Required task: Go through the listing beneath this task and return every line that carries the string "Handkraft".

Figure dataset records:
----

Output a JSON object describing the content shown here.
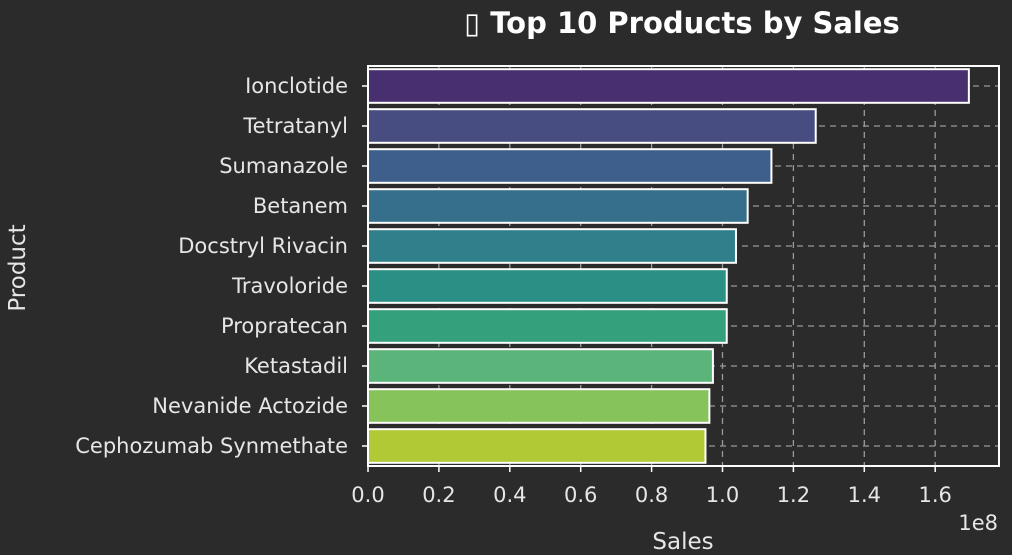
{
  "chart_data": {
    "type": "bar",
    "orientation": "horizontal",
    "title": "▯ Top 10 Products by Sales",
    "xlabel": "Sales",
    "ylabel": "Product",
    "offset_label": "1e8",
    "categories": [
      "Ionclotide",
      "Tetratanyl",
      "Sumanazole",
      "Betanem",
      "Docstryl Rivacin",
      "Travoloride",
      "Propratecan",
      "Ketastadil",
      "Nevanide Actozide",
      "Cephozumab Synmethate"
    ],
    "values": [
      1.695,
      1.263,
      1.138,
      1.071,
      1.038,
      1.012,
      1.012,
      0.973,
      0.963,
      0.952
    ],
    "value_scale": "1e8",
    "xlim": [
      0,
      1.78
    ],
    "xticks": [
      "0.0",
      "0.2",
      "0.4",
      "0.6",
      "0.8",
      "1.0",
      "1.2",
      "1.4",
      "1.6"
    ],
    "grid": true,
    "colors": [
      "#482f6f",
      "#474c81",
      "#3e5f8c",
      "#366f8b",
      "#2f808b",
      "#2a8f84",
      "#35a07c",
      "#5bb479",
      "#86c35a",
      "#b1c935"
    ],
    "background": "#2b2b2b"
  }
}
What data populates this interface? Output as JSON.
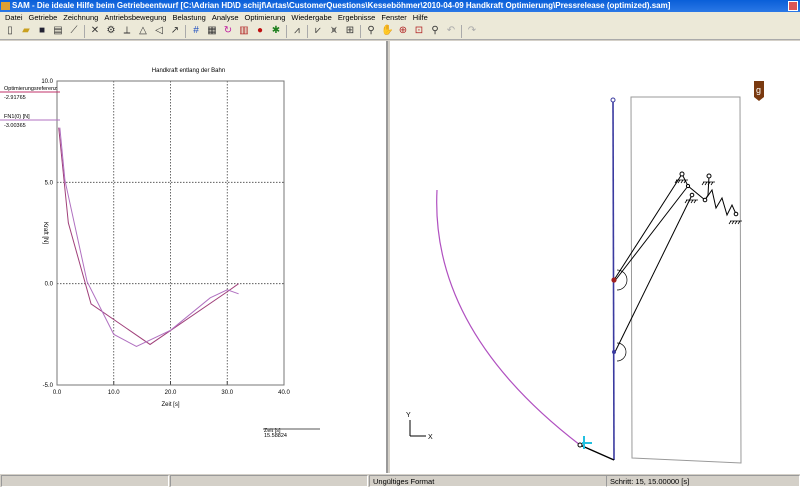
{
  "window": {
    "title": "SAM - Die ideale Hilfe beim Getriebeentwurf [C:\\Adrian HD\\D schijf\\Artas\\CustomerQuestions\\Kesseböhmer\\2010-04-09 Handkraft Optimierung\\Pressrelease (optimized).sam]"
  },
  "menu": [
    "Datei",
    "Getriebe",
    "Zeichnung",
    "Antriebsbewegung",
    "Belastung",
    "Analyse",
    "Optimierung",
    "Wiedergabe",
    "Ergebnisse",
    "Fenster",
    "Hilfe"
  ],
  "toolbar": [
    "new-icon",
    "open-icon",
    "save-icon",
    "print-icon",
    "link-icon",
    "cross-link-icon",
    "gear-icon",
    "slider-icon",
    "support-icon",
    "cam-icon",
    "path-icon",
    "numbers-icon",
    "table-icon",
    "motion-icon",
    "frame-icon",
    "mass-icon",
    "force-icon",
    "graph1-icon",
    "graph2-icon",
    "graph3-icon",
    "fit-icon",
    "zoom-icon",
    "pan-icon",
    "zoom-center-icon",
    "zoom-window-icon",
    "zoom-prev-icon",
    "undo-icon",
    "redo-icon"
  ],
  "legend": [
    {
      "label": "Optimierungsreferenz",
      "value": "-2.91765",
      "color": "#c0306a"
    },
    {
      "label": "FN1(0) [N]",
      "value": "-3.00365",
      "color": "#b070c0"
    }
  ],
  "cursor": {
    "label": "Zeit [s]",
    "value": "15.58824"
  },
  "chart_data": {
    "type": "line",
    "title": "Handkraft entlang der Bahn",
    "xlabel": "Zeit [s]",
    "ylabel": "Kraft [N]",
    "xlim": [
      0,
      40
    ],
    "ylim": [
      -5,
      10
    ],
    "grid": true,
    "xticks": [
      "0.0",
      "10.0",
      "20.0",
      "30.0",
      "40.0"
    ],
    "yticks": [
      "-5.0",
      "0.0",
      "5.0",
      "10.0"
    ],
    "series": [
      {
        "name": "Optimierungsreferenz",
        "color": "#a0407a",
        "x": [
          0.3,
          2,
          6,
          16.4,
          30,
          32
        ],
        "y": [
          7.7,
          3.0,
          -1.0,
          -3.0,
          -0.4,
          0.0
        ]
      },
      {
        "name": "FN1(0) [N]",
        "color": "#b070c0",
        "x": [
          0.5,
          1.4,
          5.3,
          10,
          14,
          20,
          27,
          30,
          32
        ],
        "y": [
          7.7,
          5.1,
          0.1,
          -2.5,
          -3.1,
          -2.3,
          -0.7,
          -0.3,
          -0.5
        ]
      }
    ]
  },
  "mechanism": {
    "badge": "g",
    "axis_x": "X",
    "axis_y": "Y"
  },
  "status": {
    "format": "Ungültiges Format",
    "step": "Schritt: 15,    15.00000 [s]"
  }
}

----

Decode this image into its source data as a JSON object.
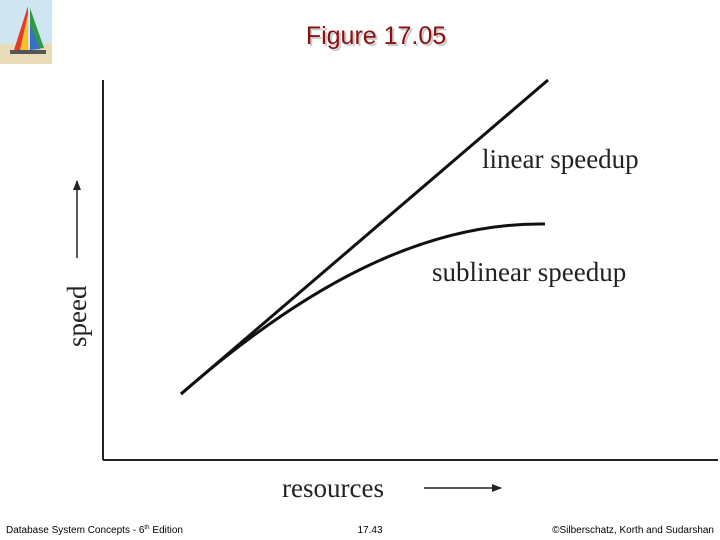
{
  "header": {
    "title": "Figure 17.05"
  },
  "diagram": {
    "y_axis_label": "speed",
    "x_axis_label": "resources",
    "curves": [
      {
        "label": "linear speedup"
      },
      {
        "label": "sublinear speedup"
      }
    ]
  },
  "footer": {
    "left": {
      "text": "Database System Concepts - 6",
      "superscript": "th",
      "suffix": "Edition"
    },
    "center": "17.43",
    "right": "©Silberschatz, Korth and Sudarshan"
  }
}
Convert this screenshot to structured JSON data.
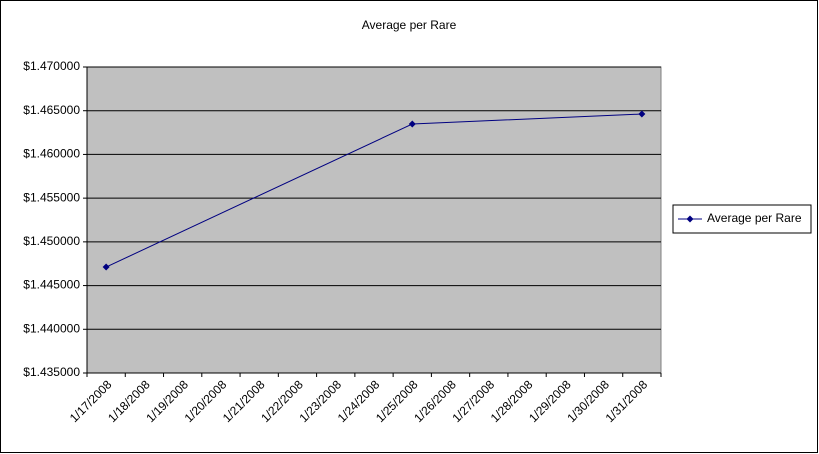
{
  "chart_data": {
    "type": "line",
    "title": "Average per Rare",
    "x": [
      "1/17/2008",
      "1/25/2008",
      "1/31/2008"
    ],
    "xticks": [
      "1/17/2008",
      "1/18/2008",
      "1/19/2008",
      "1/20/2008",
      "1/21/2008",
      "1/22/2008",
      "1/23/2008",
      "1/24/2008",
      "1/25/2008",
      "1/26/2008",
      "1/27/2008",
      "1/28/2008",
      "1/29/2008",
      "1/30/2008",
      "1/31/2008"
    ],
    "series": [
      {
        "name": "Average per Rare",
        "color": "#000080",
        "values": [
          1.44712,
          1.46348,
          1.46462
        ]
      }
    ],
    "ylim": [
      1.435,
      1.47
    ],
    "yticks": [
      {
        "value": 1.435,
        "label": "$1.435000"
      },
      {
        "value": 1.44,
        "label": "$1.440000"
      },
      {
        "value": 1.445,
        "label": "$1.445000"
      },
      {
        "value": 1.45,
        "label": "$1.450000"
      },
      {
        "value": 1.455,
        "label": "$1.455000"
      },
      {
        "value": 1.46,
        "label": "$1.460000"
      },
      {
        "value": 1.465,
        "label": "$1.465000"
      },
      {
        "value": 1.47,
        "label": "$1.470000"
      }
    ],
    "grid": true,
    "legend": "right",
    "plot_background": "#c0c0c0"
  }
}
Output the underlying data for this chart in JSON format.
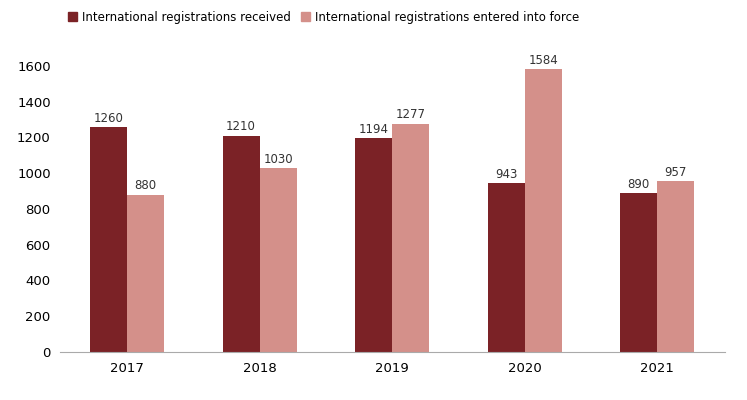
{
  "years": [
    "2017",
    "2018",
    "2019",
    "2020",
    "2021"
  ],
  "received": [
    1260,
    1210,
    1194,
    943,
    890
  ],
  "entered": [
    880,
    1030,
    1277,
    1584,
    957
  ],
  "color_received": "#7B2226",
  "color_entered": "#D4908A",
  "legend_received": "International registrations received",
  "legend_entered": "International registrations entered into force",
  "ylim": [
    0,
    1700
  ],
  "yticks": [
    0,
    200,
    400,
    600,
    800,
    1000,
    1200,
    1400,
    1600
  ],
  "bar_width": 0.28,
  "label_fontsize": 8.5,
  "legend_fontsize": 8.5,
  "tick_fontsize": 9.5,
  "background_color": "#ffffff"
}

----

Complete response:
    "title": "SAM - Die ideale Hilfe beim Getriebeentwurf [C:\\Adrian HD\\D schijf\\Artas\\CustomerQuestions\\Kesseböhmer\\2010-04-09 Handkraft Optimierung\\Pressrelease (optimized).sam]"
    "title": "Handkraft entlang der Bahn",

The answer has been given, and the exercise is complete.